<<<<

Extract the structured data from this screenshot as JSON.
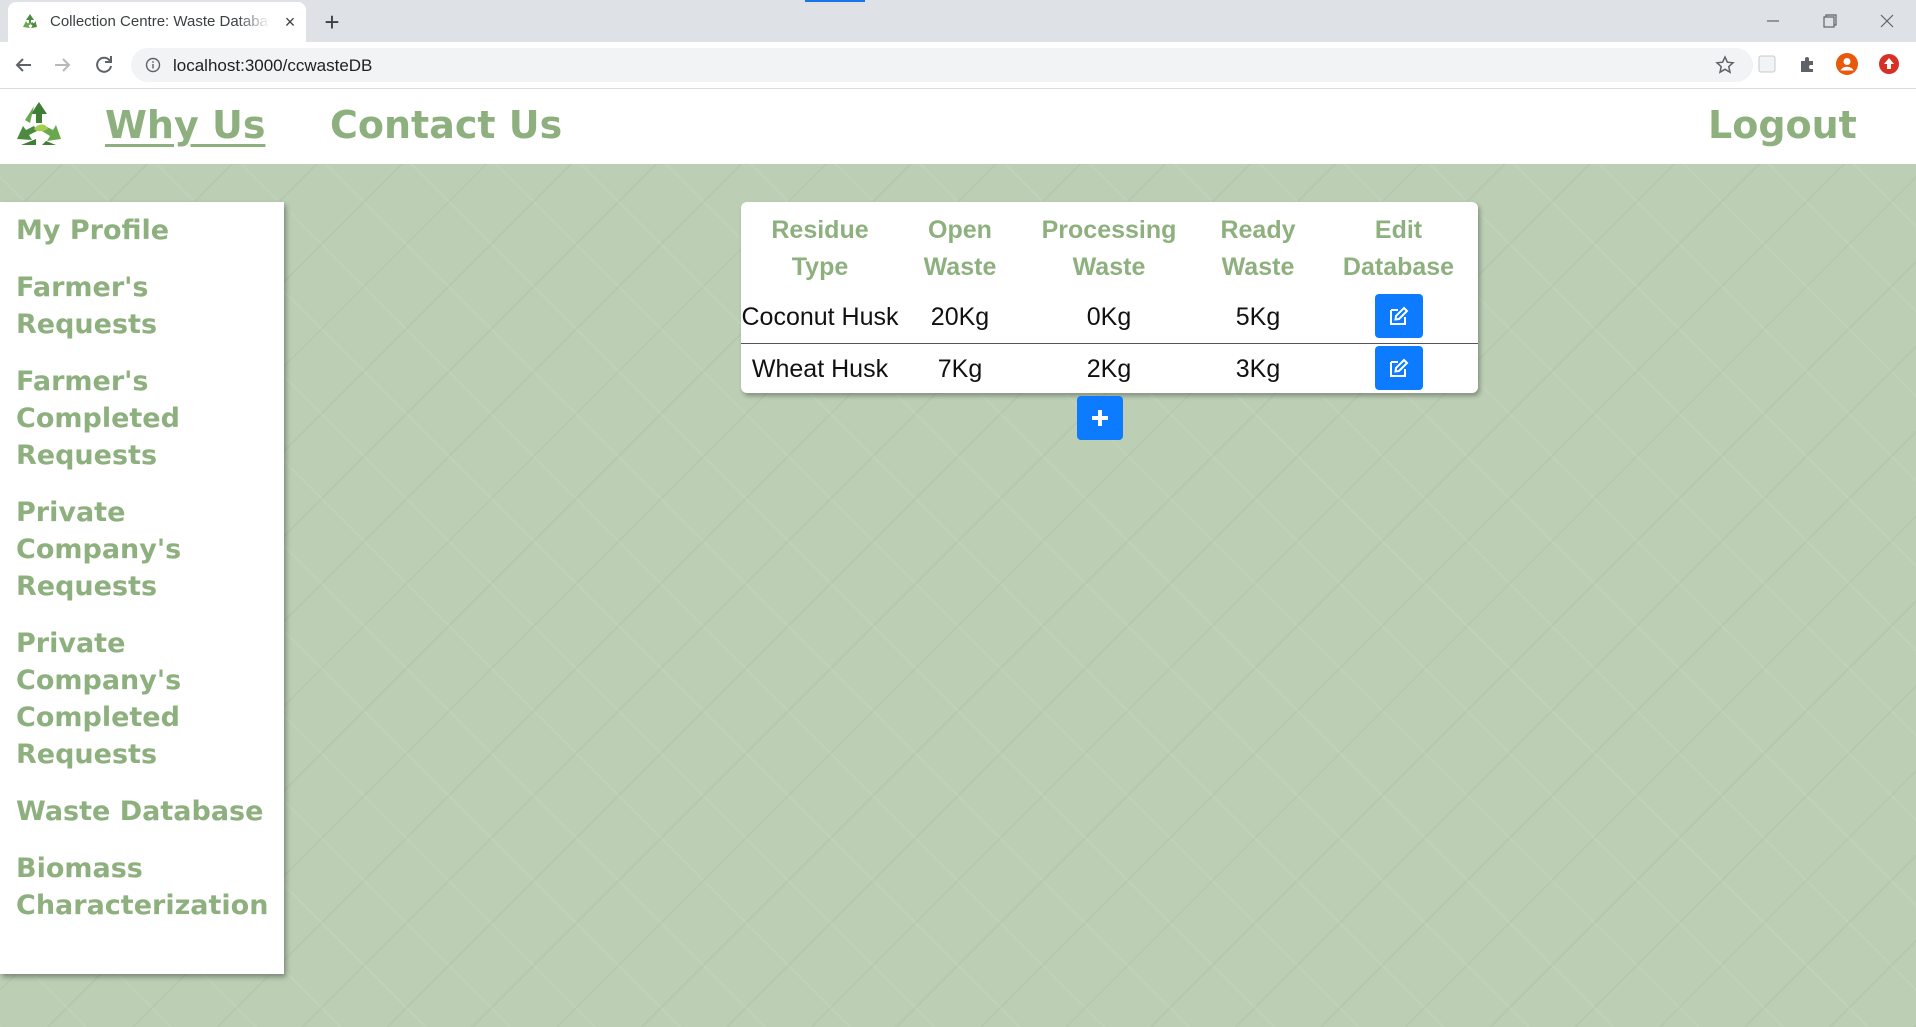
{
  "browser": {
    "tab_title": "Collection Centre: Waste Database",
    "tab_close": "×",
    "new_tab": "+",
    "url": "localhost:3000/ccwasteDB"
  },
  "navbar": {
    "why_us": "Why Us",
    "contact_us": "Contact Us",
    "logout": "Logout",
    "logo_icon": "recycle-icon"
  },
  "sidebar": {
    "items": [
      {
        "label": "My Profile"
      },
      {
        "label": "Farmer's Requests"
      },
      {
        "label": "Farmer's Completed Requests"
      },
      {
        "label": "Private Company's Requests"
      },
      {
        "label": "Private Company's Completed Requests"
      },
      {
        "label": "Waste Database"
      },
      {
        "label": "Biomass Characterization"
      }
    ]
  },
  "table": {
    "headers": [
      "Residue Type",
      "Open Waste",
      "Processing Waste",
      "Ready Waste",
      "Edit Database"
    ],
    "rows": [
      [
        "Coconut Husk",
        "20Kg",
        "0Kg",
        "5Kg"
      ],
      [
        "Wheat Husk",
        "7Kg",
        "2Kg",
        "3Kg"
      ]
    ]
  },
  "colors": {
    "accent_green": "#8db07e",
    "background": "#bccfb5",
    "button_blue": "#0d7bff"
  }
}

>>>>

Problem requirements.
Determine how many of the lines above hold the word "Completed", and output that number by itself.

Expected output.
2